GIVEN INSTRUCTION:
Find and copy every line in the records that includes the string "birthday".

Data entries:

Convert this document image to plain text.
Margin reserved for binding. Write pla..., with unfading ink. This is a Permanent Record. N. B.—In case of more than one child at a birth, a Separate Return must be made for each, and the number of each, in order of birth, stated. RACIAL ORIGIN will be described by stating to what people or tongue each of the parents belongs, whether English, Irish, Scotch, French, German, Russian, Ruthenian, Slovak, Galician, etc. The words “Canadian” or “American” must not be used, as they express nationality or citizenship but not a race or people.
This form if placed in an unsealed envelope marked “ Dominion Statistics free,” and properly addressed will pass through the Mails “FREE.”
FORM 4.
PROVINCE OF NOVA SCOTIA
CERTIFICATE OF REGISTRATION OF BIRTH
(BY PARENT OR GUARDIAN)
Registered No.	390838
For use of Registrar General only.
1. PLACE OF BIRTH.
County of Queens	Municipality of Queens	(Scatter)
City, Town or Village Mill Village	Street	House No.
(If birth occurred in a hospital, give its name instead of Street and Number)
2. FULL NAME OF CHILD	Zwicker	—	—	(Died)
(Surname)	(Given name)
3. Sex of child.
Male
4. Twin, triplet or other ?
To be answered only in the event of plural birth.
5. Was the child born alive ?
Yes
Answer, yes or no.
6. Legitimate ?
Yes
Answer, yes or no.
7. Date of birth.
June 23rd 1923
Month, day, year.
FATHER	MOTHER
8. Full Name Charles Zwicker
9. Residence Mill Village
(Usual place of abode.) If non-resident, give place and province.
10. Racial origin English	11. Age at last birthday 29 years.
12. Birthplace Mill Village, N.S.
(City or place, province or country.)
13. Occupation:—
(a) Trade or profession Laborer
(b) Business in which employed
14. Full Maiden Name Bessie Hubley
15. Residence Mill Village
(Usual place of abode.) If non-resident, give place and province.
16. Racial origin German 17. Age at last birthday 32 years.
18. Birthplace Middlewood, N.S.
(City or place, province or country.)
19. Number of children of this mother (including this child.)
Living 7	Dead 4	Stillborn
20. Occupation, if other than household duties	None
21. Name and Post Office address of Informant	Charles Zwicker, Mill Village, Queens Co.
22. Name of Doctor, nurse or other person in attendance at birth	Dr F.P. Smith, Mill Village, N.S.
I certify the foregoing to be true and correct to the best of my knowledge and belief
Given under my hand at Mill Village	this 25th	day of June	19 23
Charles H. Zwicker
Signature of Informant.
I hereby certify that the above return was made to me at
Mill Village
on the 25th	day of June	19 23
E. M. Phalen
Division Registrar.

FULL RESPONSE:
10. Racial origin English	11. Age at last birthday 29 years.
16. Racial origin German 17. Age at last birthday 32 years.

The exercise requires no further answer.